◆ **Saved data entries**:
= = = =
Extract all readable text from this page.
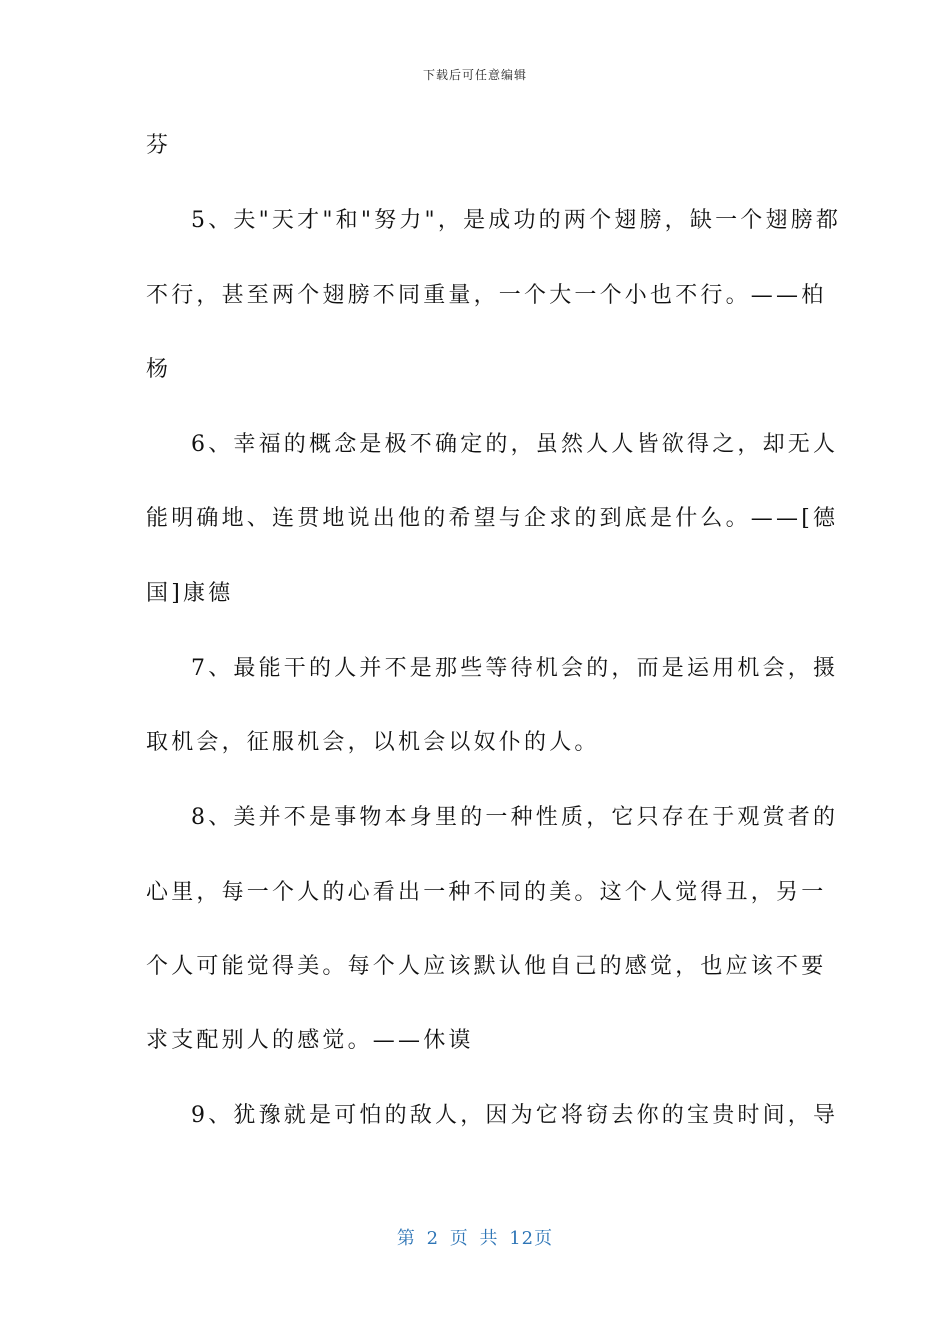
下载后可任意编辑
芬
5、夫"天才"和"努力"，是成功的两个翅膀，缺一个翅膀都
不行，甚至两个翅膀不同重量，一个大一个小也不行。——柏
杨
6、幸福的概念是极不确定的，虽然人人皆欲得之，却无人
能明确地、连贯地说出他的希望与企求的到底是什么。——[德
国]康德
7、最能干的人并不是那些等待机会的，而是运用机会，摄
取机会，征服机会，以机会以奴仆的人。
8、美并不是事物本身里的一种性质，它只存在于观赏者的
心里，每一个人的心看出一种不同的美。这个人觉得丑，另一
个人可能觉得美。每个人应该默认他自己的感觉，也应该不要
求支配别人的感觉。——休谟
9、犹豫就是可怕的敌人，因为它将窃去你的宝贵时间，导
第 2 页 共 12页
= = = =
◆ **WHAT THIS TASK INVOLVES**: Working from the material above, transcribe it exactly while omitting pictures.

◆ **RESPONSE TO THE TASK**:
Extract all readable text from this page.
下载后可任意编辑
芬
5、夫"天才"和"努力"，是成功的两个翅膀，缺一个翅膀都
不行，甚至两个翅膀不同重量，一个大一个小也不行。——柏
杨
6、幸福的概念是极不确定的，虽然人人皆欲得之，却无人
能明确地、连贯地说出他的希望与企求的到底是什么。——[德
国]康德
7、最能干的人并不是那些等待机会的，而是运用机会，摄
取机会，征服机会，以机会以奴仆的人。
8、美并不是事物本身里的一种性质，它只存在于观赏者的
心里，每一个人的心看出一种不同的美。这个人觉得丑，另一
个人可能觉得美。每个人应该默认他自己的感觉，也应该不要
求支配别人的感觉。——休谟
9、犹豫就是可怕的敌人，因为它将窃去你的宝贵时间，导
第 2 页 共 12页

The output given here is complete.